▶ _TASK DIRECTIONS_
Identify every line in the records below that contains the word "first", and copy each of those lines.

+++ GIVEN ENTRIES

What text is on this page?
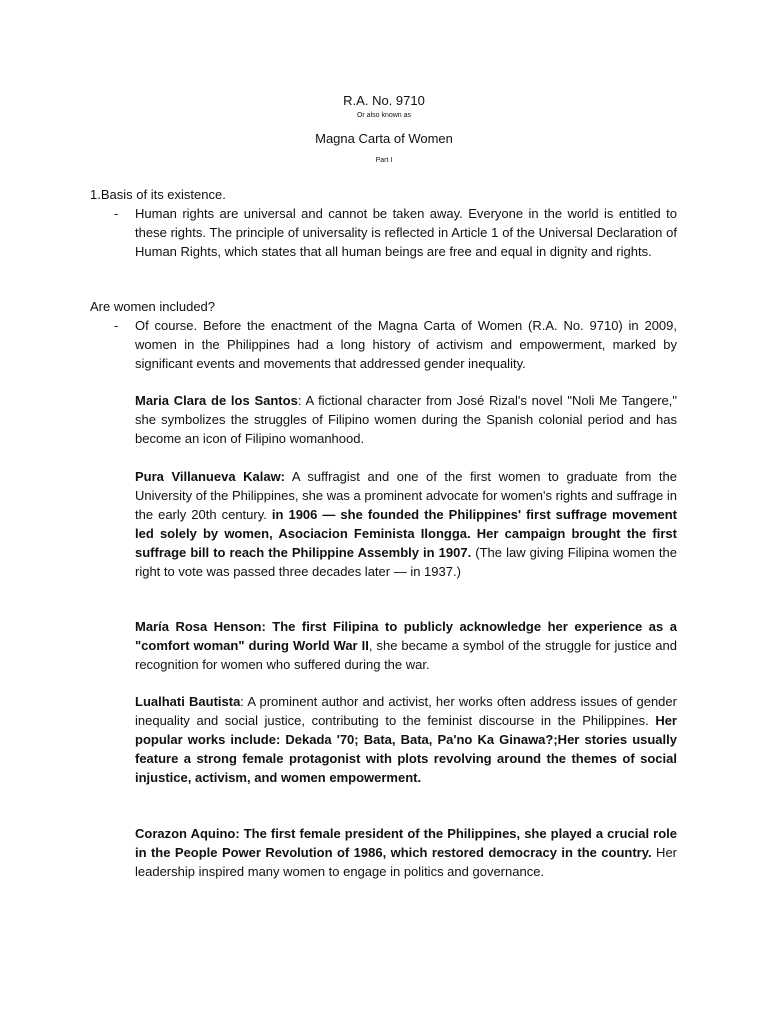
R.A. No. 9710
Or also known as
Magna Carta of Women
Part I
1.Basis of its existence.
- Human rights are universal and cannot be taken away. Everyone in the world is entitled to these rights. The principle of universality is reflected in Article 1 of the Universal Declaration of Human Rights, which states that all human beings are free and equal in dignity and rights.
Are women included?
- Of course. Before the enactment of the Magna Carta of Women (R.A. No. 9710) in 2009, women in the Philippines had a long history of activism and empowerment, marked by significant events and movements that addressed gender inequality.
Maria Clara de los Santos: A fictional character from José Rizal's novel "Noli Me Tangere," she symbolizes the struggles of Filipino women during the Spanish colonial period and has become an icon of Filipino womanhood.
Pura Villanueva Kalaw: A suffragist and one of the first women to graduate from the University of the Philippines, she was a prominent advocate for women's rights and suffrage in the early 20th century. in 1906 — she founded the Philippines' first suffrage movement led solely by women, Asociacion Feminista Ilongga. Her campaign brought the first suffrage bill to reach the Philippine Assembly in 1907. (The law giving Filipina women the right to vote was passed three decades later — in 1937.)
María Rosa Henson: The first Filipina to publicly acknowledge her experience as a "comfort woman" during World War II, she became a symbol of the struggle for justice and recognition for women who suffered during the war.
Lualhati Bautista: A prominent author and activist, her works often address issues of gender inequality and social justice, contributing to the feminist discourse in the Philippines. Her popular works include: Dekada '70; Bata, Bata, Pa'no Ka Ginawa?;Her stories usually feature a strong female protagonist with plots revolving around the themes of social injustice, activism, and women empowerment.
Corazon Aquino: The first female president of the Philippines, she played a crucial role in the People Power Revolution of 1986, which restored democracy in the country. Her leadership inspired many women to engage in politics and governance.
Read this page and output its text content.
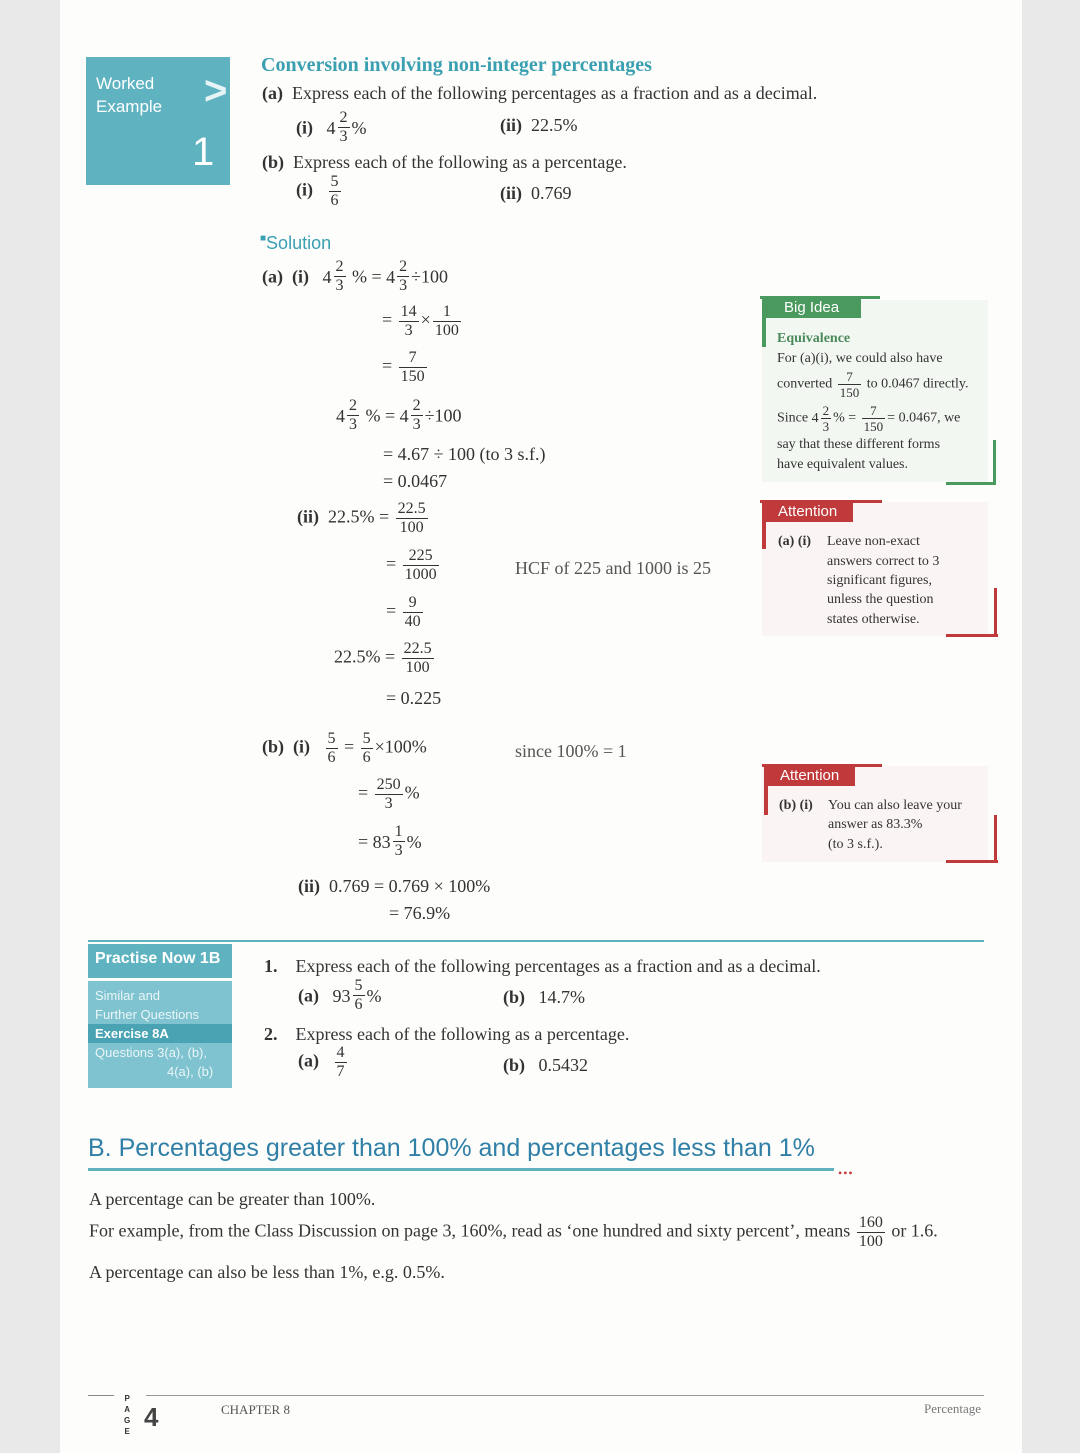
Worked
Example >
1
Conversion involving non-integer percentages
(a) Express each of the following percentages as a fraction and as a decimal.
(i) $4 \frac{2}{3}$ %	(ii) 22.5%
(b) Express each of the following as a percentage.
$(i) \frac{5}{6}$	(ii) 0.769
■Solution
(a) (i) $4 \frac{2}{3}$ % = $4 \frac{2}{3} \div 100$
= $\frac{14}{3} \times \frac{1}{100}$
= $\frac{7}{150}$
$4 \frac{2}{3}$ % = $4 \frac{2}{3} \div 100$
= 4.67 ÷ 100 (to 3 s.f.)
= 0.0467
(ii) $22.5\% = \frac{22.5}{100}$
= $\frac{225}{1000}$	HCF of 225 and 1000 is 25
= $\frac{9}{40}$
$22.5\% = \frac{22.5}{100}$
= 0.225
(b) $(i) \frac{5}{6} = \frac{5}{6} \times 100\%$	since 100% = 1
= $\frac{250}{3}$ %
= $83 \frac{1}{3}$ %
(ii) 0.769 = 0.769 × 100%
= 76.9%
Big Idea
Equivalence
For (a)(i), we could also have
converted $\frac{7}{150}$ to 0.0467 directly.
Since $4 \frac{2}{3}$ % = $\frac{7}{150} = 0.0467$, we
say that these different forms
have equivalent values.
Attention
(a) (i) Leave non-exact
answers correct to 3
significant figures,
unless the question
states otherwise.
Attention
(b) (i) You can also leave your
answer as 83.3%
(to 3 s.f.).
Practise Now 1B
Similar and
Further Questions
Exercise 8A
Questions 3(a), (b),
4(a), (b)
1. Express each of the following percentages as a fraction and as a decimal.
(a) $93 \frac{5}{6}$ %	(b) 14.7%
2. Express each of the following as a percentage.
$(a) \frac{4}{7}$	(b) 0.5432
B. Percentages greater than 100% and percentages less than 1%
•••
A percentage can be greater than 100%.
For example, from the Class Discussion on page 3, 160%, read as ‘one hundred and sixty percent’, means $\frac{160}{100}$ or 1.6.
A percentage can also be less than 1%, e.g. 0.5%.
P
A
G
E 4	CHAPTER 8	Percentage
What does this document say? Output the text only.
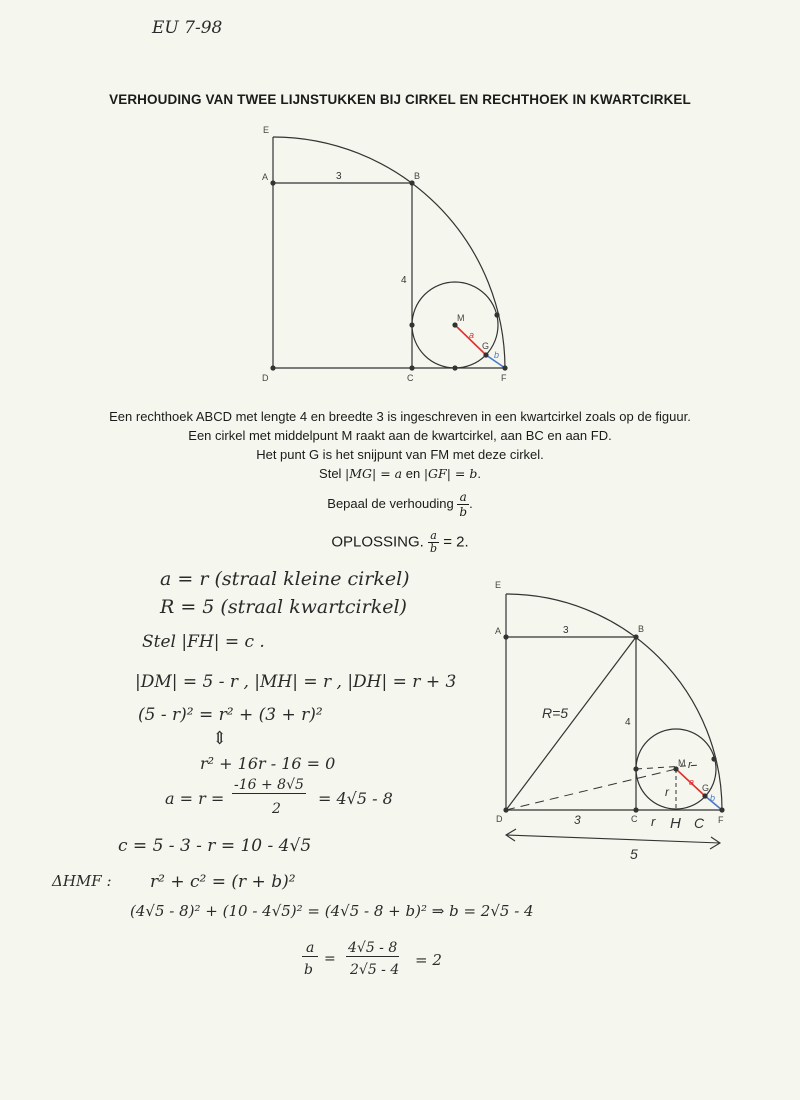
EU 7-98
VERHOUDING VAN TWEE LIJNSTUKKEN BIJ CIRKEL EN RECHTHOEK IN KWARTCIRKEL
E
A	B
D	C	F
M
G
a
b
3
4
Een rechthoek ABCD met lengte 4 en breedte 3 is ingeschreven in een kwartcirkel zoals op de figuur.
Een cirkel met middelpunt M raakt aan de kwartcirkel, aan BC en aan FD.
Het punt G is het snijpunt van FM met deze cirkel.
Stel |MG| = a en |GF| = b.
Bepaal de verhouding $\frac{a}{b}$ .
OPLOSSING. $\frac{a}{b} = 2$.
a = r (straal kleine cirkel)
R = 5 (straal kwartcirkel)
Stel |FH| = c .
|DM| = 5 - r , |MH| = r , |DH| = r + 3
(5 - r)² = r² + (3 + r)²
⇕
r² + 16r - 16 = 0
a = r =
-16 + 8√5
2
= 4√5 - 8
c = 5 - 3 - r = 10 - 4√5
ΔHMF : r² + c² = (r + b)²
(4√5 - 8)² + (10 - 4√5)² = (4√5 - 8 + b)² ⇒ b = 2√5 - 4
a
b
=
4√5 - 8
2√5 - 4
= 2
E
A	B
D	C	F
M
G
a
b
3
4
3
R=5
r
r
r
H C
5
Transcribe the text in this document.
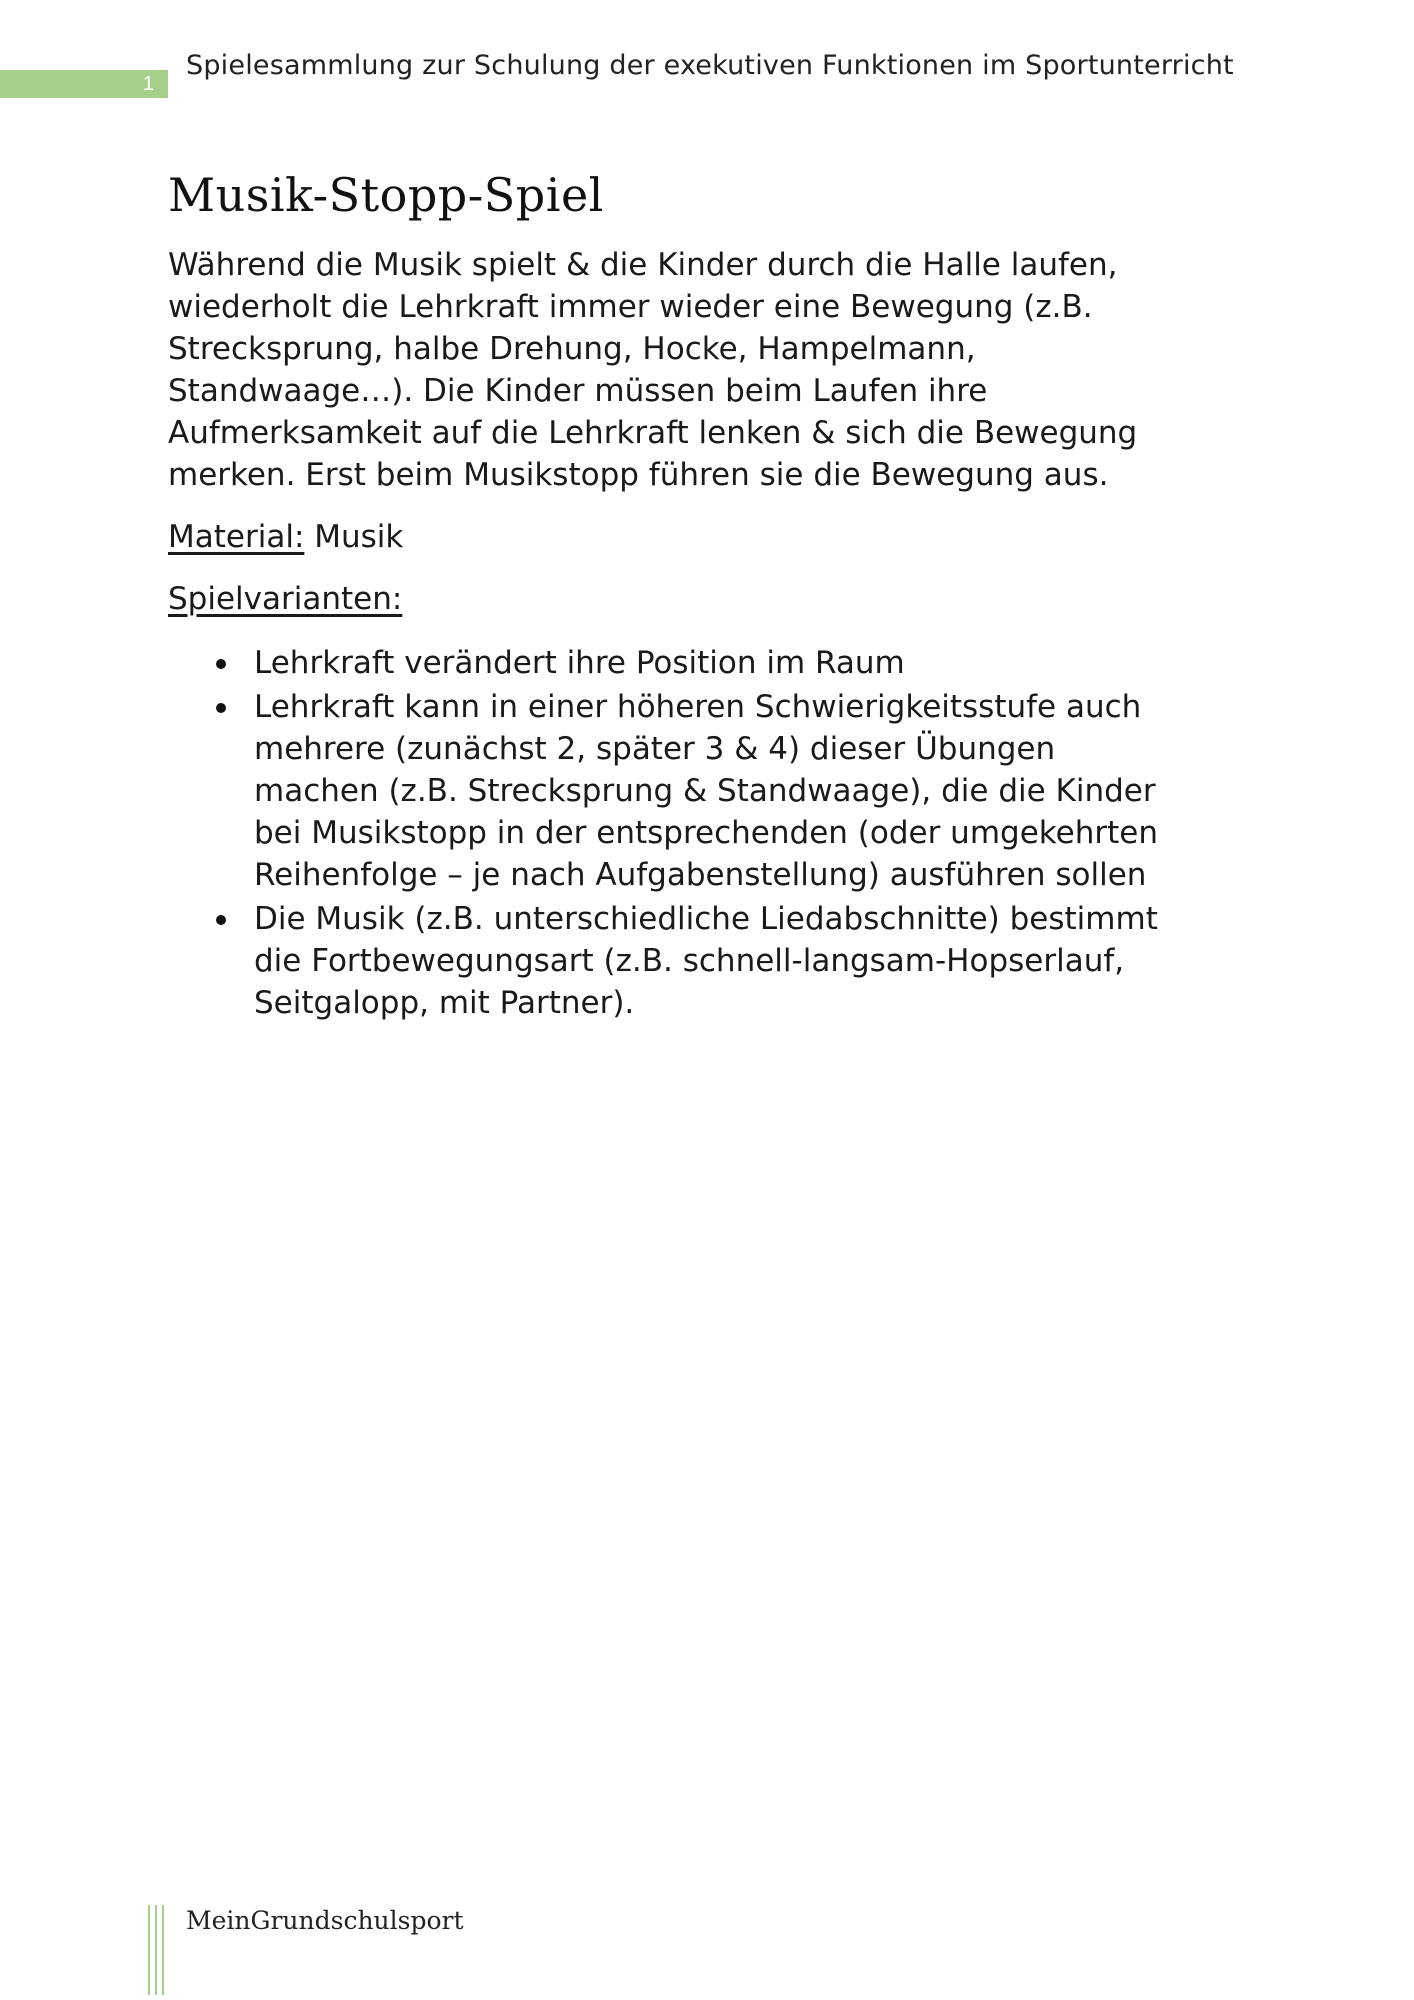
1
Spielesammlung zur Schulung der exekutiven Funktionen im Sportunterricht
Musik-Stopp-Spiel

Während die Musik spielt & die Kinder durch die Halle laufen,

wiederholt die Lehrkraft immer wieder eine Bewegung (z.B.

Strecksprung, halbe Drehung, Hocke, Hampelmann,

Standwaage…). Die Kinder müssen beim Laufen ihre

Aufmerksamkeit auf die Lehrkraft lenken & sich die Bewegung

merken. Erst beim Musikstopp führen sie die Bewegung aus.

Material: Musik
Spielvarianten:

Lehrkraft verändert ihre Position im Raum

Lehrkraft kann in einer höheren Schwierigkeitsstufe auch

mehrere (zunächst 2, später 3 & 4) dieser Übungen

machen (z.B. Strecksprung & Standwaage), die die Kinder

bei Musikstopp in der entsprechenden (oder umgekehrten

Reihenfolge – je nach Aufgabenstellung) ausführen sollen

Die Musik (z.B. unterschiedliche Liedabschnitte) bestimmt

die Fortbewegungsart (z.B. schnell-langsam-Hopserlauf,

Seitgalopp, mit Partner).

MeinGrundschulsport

++++++

▶ _FULL SOLUTION_
Pura Villanueva Kalaw: A suffragist and one of the first women to graduate from the University of the Philippines, she was a prominent advocate for women's rights and suffrage in the early 20th century. in 1906 — she founded the Philippines' first suffrage movement led solely by women, Asociacion Feminista Ilongga. Her campaign brought the first suffrage bill to reach the Philippine Assembly in 1907. (The law giving Filipina women the right to vote was passed three decades later — in 1937.)
María Rosa Henson: The first Filipina to publicly acknowledge her experience as a "comfort woman" during World War II, she became a symbol of the struggle for justice and recognition for women who suffered during the war.
Corazon Aquino: The first female president of the Philippines, she played a crucial role in the People Power Revolution of 1986, which restored democracy in the country. Her leadership inspired many women to engage in politics and governance.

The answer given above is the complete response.